Set problem ▸ Locate the lines that hold the string "JSON". Copy every such line.

** begin Raw data **

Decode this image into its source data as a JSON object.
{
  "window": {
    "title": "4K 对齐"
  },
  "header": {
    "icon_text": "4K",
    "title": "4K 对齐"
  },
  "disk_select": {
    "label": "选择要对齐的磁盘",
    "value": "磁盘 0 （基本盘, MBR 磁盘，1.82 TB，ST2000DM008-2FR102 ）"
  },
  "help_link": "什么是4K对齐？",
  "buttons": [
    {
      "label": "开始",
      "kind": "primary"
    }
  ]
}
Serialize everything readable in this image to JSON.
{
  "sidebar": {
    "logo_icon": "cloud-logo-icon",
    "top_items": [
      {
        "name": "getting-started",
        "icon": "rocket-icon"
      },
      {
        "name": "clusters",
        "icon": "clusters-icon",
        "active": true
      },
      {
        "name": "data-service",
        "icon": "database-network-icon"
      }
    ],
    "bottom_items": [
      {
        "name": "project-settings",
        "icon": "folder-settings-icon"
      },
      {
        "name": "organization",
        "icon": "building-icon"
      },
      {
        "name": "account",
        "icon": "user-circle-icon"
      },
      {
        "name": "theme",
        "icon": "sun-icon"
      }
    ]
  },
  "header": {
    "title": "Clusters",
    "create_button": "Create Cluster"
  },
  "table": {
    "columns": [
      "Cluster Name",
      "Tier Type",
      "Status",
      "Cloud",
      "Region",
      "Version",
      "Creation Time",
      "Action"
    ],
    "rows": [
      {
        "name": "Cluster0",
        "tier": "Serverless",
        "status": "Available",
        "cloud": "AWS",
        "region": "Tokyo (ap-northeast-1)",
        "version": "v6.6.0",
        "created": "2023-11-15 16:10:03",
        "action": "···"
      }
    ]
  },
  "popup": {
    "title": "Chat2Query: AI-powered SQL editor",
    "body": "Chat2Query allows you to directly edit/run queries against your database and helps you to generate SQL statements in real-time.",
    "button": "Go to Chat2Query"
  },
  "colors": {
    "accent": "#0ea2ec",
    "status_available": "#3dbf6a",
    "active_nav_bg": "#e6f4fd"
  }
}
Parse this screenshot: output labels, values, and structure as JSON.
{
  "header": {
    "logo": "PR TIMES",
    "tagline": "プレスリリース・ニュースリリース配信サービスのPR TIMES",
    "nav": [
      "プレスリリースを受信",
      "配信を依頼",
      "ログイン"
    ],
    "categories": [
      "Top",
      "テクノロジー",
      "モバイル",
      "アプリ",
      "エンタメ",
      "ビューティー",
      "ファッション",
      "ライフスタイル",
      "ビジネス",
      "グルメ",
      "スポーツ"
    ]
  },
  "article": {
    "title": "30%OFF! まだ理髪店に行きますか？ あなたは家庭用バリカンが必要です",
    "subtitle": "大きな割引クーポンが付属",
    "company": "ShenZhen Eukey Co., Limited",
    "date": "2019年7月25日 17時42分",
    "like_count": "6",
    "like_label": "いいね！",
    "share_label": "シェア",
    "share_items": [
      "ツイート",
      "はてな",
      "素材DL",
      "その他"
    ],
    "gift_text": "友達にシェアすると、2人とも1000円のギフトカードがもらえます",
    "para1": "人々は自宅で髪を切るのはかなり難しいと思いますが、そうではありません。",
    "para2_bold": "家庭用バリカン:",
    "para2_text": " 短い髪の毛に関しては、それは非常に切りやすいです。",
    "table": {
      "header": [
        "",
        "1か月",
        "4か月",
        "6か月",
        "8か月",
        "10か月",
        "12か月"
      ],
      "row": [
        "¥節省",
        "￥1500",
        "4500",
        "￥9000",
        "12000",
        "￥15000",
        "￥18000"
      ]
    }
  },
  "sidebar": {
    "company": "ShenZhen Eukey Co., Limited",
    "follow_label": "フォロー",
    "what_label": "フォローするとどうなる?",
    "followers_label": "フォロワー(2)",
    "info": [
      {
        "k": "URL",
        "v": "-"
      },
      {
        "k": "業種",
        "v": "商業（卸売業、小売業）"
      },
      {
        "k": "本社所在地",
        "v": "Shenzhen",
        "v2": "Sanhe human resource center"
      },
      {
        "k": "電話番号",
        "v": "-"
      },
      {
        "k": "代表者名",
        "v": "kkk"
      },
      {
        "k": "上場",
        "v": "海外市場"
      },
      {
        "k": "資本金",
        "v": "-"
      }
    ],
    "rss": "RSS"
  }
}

** end Raw data **

The completed task ▸
Decode this image into its source data as a JSON object.
Serialize everything readable in this image to JSON.
Parse this screenshot: output labels, values, and structure as JSON.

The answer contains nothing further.